To be done:
For the material that follows, list every line containing the word "this".
•••
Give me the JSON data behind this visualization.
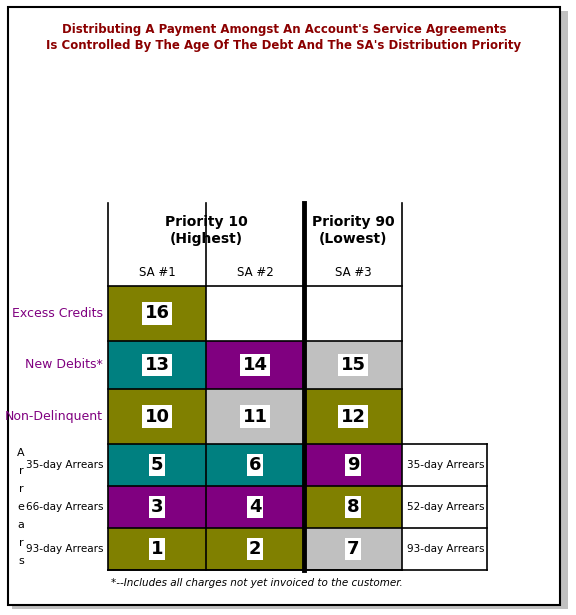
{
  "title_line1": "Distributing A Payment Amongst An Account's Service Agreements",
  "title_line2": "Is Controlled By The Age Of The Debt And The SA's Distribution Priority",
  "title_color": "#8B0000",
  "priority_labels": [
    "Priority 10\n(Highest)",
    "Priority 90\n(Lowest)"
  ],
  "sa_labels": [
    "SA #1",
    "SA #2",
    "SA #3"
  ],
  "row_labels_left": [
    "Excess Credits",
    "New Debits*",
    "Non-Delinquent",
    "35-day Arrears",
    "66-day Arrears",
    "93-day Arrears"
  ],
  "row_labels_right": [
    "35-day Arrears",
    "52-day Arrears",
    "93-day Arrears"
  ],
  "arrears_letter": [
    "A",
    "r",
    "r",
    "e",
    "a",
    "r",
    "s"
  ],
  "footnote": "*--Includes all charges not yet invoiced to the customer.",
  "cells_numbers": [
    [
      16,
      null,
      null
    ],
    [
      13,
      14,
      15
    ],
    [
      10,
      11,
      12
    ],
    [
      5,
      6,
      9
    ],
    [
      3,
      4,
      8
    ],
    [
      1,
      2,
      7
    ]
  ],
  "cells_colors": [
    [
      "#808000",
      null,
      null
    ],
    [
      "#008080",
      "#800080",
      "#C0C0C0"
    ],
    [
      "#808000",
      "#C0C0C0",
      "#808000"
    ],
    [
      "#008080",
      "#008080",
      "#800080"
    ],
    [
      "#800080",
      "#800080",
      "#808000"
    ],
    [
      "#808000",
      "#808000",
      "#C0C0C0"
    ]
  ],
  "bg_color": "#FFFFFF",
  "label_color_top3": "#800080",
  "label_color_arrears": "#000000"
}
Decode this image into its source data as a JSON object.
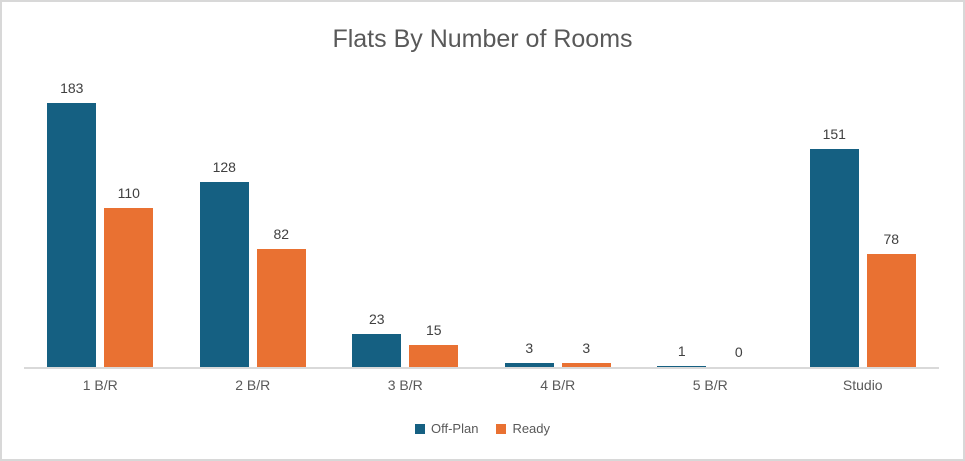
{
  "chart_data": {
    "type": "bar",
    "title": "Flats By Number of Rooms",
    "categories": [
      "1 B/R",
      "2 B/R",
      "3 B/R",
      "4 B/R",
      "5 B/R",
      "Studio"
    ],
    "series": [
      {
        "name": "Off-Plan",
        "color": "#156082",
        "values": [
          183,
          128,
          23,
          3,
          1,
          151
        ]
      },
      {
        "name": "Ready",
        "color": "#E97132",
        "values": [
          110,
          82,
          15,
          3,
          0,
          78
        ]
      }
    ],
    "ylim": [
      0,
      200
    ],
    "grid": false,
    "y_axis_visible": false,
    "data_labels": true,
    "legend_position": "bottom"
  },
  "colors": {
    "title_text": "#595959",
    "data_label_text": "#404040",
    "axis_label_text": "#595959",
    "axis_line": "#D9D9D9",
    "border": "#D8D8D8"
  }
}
•••
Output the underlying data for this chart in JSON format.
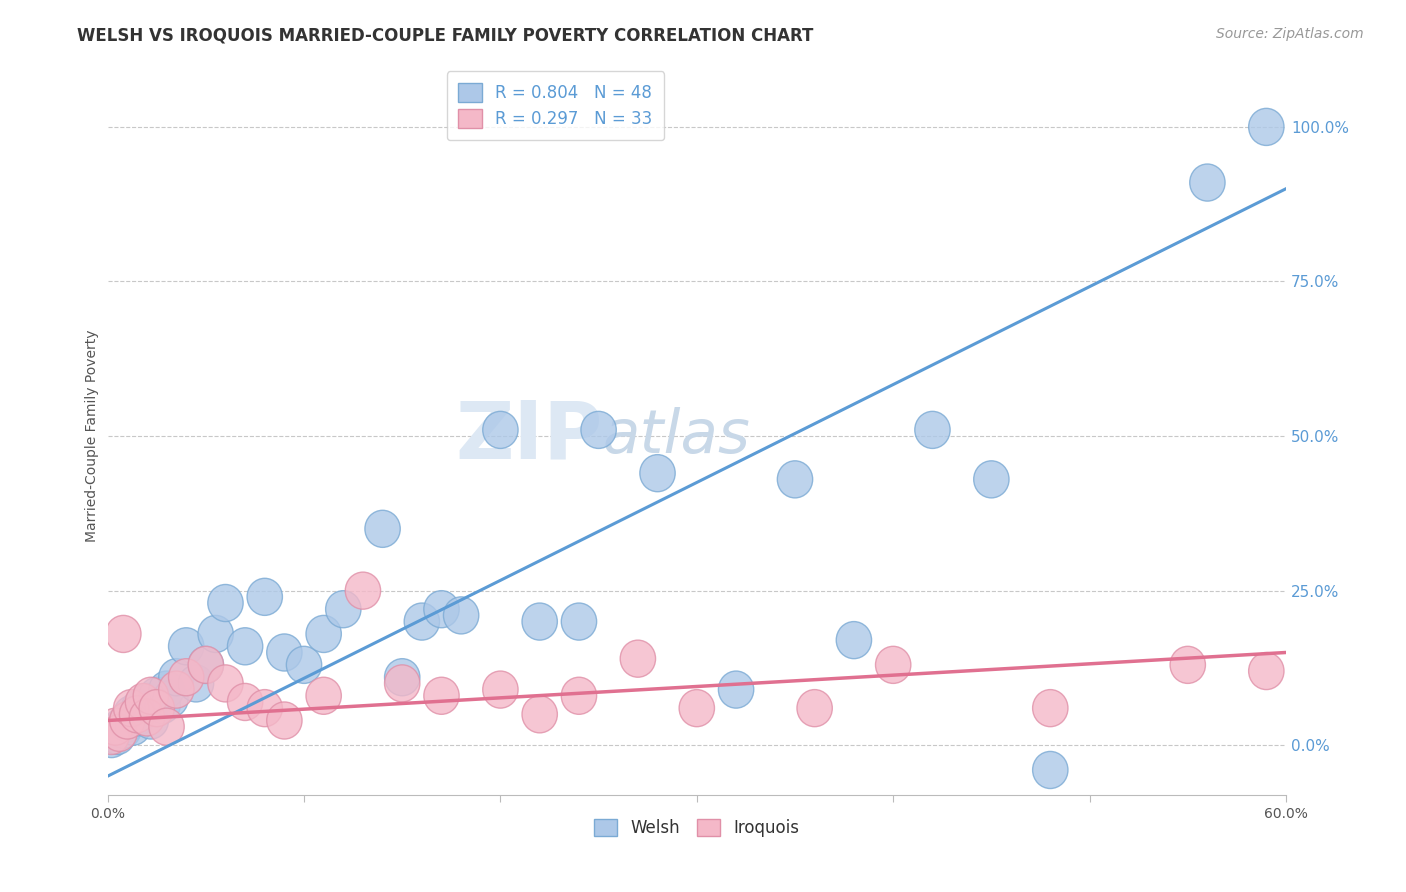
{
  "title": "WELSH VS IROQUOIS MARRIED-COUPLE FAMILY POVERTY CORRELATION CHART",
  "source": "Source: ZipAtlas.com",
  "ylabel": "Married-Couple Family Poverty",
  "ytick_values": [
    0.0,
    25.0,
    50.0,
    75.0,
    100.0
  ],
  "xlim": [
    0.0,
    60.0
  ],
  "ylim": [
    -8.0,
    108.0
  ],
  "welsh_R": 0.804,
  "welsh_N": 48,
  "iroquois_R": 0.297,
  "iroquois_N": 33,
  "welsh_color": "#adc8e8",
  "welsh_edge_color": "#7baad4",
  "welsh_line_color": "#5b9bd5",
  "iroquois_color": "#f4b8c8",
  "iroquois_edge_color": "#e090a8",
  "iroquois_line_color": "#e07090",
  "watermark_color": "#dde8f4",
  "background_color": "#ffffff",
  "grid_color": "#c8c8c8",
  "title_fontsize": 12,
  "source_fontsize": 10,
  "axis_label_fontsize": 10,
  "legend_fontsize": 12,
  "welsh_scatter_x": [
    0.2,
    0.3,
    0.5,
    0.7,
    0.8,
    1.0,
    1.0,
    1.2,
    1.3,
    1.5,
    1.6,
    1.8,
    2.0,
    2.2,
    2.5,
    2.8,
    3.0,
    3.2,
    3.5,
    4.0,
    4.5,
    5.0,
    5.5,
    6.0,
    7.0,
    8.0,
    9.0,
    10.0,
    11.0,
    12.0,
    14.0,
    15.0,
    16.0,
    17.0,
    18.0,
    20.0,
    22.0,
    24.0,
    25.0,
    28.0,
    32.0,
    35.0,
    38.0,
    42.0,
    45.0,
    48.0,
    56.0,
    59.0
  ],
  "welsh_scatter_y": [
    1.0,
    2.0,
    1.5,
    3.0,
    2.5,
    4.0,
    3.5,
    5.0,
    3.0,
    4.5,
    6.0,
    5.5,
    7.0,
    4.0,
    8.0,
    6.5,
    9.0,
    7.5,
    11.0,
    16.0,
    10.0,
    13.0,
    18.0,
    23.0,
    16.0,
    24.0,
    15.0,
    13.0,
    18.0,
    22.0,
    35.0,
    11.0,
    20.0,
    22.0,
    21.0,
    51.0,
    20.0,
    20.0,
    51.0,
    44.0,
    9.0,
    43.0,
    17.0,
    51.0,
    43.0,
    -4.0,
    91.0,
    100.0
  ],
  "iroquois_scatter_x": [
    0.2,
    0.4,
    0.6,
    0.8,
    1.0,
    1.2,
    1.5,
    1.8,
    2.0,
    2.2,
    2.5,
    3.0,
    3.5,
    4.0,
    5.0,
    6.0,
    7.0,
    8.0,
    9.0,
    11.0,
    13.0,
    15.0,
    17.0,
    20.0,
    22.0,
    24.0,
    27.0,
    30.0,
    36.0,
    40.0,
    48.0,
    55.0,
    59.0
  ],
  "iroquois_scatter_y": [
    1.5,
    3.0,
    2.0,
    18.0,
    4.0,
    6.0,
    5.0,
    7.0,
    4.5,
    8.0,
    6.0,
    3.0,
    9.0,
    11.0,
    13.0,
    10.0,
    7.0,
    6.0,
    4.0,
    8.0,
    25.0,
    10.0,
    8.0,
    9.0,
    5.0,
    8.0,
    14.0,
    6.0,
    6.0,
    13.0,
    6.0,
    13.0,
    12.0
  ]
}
•••
Task output:
Give me the JSON data behind this visualization.
Decode this image into its source data as a JSON object.
Output the underlying data for this chart in JSON format.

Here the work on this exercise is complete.